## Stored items
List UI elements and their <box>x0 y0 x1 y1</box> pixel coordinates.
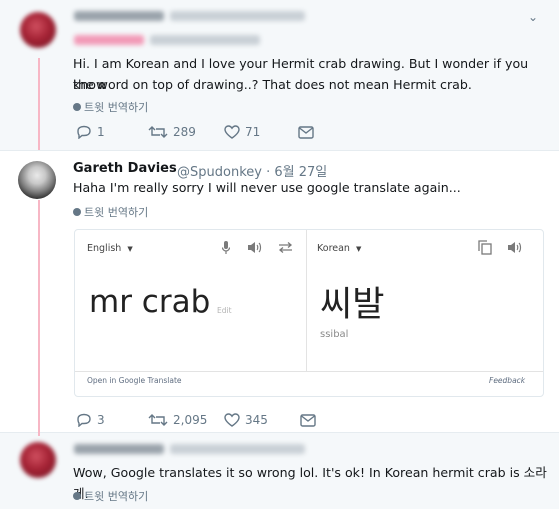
author-handle[interactable] <box>170 444 305 454</box>
thread-line <box>38 200 40 436</box>
feedback-link[interactable]: Feedback <box>489 376 525 385</box>
caret-down-icon: ▼ <box>355 245 362 253</box>
speaker-icon[interactable] <box>247 241 262 254</box>
microphone-icon[interactable] <box>222 241 230 255</box>
envelope-icon <box>300 413 316 427</box>
retweet-button[interactable]: 2,095 <box>148 413 224 427</box>
tweet-actions: 1 289 71 <box>76 125 314 139</box>
avatar[interactable] <box>18 161 56 199</box>
thread-line <box>38 58 40 150</box>
globe-icon <box>73 492 81 500</box>
speaker-icon[interactable] <box>507 241 522 254</box>
swap-languages-icon[interactable] <box>278 242 293 253</box>
translated-text: 씨발 <box>320 285 385 325</box>
caret-down-icon: ▼ <box>127 245 133 253</box>
open-in-google-translate-link[interactable]: Open in Google Translate <box>87 376 182 385</box>
retweet-button[interactable]: 289 <box>148 125 224 139</box>
reply-context <box>150 35 260 45</box>
target-language-select[interactable]: Korean ▼ <box>317 243 361 254</box>
tweet-text: Haha I'm really sorry I will never use g… <box>73 180 461 195</box>
reply-icon <box>77 413 91 427</box>
direct-message-button[interactable] <box>298 125 314 139</box>
like-button[interactable]: 345 <box>224 413 300 427</box>
card-divider <box>306 230 307 371</box>
author-name[interactable]: Gareth Davies <box>73 161 177 176</box>
reply-button[interactable]: 3 <box>76 413 148 427</box>
copy-icon[interactable] <box>478 240 492 255</box>
retweet-icon <box>148 126 168 138</box>
globe-icon <box>73 208 81 216</box>
tweet-actions: 3 2,095 345 <box>76 413 316 427</box>
reply-button[interactable]: 1 <box>76 125 148 139</box>
author-name[interactable] <box>74 11 164 21</box>
chevron-down-icon[interactable]: ⌄ <box>528 10 538 24</box>
heart-icon <box>224 125 240 139</box>
tweet-text: the word on top of drawing..? That does … <box>73 77 472 92</box>
divider <box>0 432 559 433</box>
like-button[interactable]: 71 <box>224 125 298 139</box>
edit-link[interactable]: Edit <box>217 306 232 315</box>
source-text: mr crab <box>89 284 211 320</box>
author-name[interactable] <box>74 444 164 454</box>
romanization: ssibal <box>320 329 349 340</box>
avatar[interactable] <box>20 12 56 48</box>
direct-message-button[interactable] <box>300 413 316 427</box>
retweet-icon <box>148 414 168 426</box>
reply-context[interactable] <box>74 35 144 45</box>
author-handle[interactable] <box>170 11 305 21</box>
source-language-select[interactable]: English ▼ <box>87 243 133 254</box>
globe-icon <box>73 103 81 111</box>
divider <box>0 150 559 151</box>
heart-icon <box>224 413 240 427</box>
reply-icon <box>77 125 91 139</box>
translate-tweet-link[interactable]: 트윗 번역하기 <box>73 488 148 504</box>
translate-tweet-link[interactable]: 트윗 번역하기 <box>73 99 148 115</box>
card-divider <box>75 371 543 372</box>
avatar[interactable] <box>20 442 56 478</box>
envelope-icon <box>298 125 314 139</box>
translate-tweet-link[interactable]: 트윗 번역하기 <box>73 204 148 220</box>
translate-card[interactable]: English ▼ Korean ▼ mr crab Edit 씨발 ssiba… <box>74 229 544 397</box>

## Goal
Please rewrite only the entries from the line with "author-handle[interactable] <box>170 444" to the line with "heart-icon <box>224 125 240 139</box>", replacing "thread-line" with "connector-line" and keeping everything else unchanged.

## Exercise response
author-handle[interactable] <box>170 444 305 454</box>
connector-line <box>38 200 40 436</box>
feedback-link[interactable]: Feedback <box>489 376 525 385</box>
caret-down-icon: ▼ <box>355 245 362 253</box>
speaker-icon[interactable] <box>247 241 262 254</box>
microphone-icon[interactable] <box>222 241 230 255</box>
envelope-icon <box>300 413 316 427</box>
retweet-button[interactable]: 2,095 <box>148 413 224 427</box>
tweet-actions: 1 289 71 <box>76 125 314 139</box>
avatar[interactable] <box>18 161 56 199</box>
connector-line <box>38 58 40 150</box>
globe-icon <box>73 492 81 500</box>
speaker-icon[interactable] <box>507 241 522 254</box>
swap-languages-icon[interactable] <box>278 242 293 253</box>
translated-text: 씨발 <box>320 285 385 325</box>
caret-down-icon: ▼ <box>127 245 133 253</box>
open-in-google-translate-link[interactable]: Open in Google Translate <box>87 376 182 385</box>
retweet-button[interactable]: 289 <box>148 125 224 139</box>
reply-context <box>150 35 260 45</box>
target-language-select[interactable]: Korean ▼ <box>317 243 361 254</box>
tweet-text: Haha I'm really sorry I will never use g… <box>73 180 461 195</box>
reply-icon <box>77 413 91 427</box>
direct-message-button[interactable] <box>298 125 314 139</box>
like-button[interactable]: 345 <box>224 413 300 427</box>
card-divider <box>306 230 307 371</box>
author-name[interactable]: Gareth Davies <box>73 161 177 176</box>
reply-button[interactable]: 3 <box>76 413 148 427</box>
copy-icon[interactable] <box>478 240 492 255</box>
retweet-icon <box>148 126 168 138</box>
globe-icon <box>73 208 81 216</box>
tweet-actions: 3 2,095 345 <box>76 413 316 427</box>
reply-button[interactable]: 1 <box>76 125 148 139</box>
author-name[interactable] <box>74 11 164 21</box>
chevron-down-icon[interactable]: ⌄ <box>528 10 538 24</box>
heart-icon <box>224 125 240 139</box>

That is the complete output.